=== INFORMATION SUPPLIED ===
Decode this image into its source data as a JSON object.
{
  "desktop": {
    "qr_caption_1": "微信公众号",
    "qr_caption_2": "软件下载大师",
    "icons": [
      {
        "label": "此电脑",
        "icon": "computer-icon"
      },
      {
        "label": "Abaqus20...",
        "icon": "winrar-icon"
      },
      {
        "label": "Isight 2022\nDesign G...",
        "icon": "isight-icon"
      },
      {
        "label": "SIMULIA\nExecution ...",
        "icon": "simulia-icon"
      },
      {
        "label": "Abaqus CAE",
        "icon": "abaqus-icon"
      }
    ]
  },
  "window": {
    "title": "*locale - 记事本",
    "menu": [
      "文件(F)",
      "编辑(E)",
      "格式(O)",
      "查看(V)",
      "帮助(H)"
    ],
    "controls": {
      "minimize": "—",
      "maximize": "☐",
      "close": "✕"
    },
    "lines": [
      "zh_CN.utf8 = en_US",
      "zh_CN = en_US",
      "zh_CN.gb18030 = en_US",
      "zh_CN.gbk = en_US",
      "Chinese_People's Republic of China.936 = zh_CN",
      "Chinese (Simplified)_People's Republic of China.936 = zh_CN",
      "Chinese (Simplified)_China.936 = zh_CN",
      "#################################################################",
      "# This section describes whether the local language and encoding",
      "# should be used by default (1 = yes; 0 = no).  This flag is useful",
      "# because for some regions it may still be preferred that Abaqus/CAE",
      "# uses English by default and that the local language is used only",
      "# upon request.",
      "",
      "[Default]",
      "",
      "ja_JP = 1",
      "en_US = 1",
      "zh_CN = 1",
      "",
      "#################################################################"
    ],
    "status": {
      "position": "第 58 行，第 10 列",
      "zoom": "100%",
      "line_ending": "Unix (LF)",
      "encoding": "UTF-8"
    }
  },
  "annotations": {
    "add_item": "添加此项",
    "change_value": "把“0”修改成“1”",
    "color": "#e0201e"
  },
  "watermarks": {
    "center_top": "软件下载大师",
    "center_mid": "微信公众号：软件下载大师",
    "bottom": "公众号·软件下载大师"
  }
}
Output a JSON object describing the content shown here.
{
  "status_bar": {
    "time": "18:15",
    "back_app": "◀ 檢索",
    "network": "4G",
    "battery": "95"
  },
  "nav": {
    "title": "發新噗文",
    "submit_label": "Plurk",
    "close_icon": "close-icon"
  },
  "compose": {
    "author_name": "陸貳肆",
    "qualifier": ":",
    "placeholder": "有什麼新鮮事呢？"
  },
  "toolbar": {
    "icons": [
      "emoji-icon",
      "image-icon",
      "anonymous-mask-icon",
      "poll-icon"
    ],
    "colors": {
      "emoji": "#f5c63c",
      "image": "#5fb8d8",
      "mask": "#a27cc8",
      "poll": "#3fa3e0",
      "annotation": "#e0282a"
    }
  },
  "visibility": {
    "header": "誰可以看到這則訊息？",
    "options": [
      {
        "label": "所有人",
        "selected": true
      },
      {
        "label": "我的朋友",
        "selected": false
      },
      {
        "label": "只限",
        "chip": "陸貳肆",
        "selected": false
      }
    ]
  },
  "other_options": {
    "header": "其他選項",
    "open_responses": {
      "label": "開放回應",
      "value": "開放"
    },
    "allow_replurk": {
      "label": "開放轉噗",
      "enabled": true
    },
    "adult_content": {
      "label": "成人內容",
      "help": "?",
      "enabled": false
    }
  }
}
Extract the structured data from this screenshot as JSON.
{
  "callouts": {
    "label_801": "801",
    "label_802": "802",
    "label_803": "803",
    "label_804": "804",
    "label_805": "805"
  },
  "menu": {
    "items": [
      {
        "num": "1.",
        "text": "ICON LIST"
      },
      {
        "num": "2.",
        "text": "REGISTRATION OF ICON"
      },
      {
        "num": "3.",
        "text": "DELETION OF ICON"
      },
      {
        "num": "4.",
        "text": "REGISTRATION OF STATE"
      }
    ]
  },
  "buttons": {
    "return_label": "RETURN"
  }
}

=== WRITTEN TASK ===
Repeat every record, keeping each word and mark exactly as it is.

=== WORKED SOLUTION ===
Decode this image into its source data as a JSON object.
{
  "desktop": {
    "qr_caption_1": "微信公众号",
    "qr_caption_2": "软件下载大师",
    "icons": [
      {
        "label": "此电脑",
        "icon": "computer-icon"
      },
      {
        "label": "Abaqus20...",
        "icon": "winrar-icon"
      },
      {
        "label": "Isight 2022\nDesign G...",
        "icon": "isight-icon"
      },
      {
        "label": "SIMULIA\nExecution ...",
        "icon": "simulia-icon"
      },
      {
        "label": "Abaqus CAE",
        "icon": "abaqus-icon"
      }
    ]
  },
  "window": {
    "title": "*locale - 记事本",
    "menu": [
      "文件(F)",
      "编辑(E)",
      "格式(O)",
      "查看(V)",
      "帮助(H)"
    ],
    "controls": {
      "minimize": "—",
      "maximize": "☐",
      "close": "✕"
    },
    "lines": [
      "zh_CN.utf8 = en_US",
      "zh_CN = en_US",
      "zh_CN.gb18030 = en_US",
      "zh_CN.gbk = en_US",
      "Chinese_People's Republic of China.936 = zh_CN",
      "Chinese (Simplified)_People's Republic of China.936 = zh_CN",
      "Chinese (Simplified)_China.936 = zh_CN",
      "#################################################################",
      "# This section describes whether the local language and encoding",
      "# should be used by default (1 = yes; 0 = no).  This flag is useful",
      "# because for some regions it may still be preferred that Abaqus/CAE",
      "# uses English by default and that the local language is used only",
      "# upon request.",
      "",
      "[Default]",
      "",
      "ja_JP = 1",
      "en_US = 1",
      "zh_CN = 1",
      "",
      "#################################################################"
    ],
    "status": {
      "position": "第 58 行，第 10 列",
      "zoom": "100%",
      "line_ending": "Unix (LF)",
      "encoding": "UTF-8"
    }
  },
  "annotations": {
    "add_item": "添加此项",
    "change_value": "把“0”修改成“1”",
    "color": "#e0201e"
  },
  "watermarks": {
    "center_top": "软件下载大师",
    "center_mid": "微信公众号：软件下载大师",
    "bottom": "公众号·软件下载大师"
  }
}
Output a JSON object describing the content shown here.
{
  "status_bar": {
    "time": "18:15",
    "back_app": "◀ 檢索",
    "network": "4G",
    "battery": "95"
  },
  "nav": {
    "title": "發新噗文",
    "submit_label": "Plurk",
    "close_icon": "close-icon"
  },
  "compose": {
    "author_name": "陸貳肆",
    "qualifier": ":",
    "placeholder": "有什麼新鮮事呢？"
  },
  "toolbar": {
    "icons": [
      "emoji-icon",
      "image-icon",
      "anonymous-mask-icon",
      "poll-icon"
    ],
    "colors": {
      "emoji": "#f5c63c",
      "image": "#5fb8d8",
      "mask": "#a27cc8",
      "poll": "#3fa3e0",
      "annotation": "#e0282a"
    }
  },
  "visibility": {
    "header": "誰可以看到這則訊息？",
    "options": [
      {
        "label": "所有人",
        "selected": true
      },
      {
        "label": "我的朋友",
        "selected": false
      },
      {
        "label": "只限",
        "chip": "陸貳肆",
        "selected": false
      }
    ]
  },
  "other_options": {
    "header": "其他選項",
    "open_responses": {
      "label": "開放回應",
      "value": "開放"
    },
    "allow_replurk": {
      "label": "開放轉噗",
      "enabled": true
    },
    "adult_content": {
      "label": "成人內容",
      "help": "?",
      "enabled": false
    }
  }
}
Extract the structured data from this screenshot as JSON.
{
  "callouts": {
    "label_801": "801",
    "label_802": "802",
    "label_803": "803",
    "label_804": "804",
    "label_805": "805"
  },
  "menu": {
    "items": [
      {
        "num": "1.",
        "text": "ICON LIST"
      },
      {
        "num": "2.",
        "text": "REGISTRATION OF ICON"
      },
      {
        "num": "3.",
        "text": "DELETION OF ICON"
      },
      {
        "num": "4.",
        "text": "REGISTRATION OF STATE"
      }
    ]
  },
  "buttons": {
    "return_label": "RETURN"
  }
}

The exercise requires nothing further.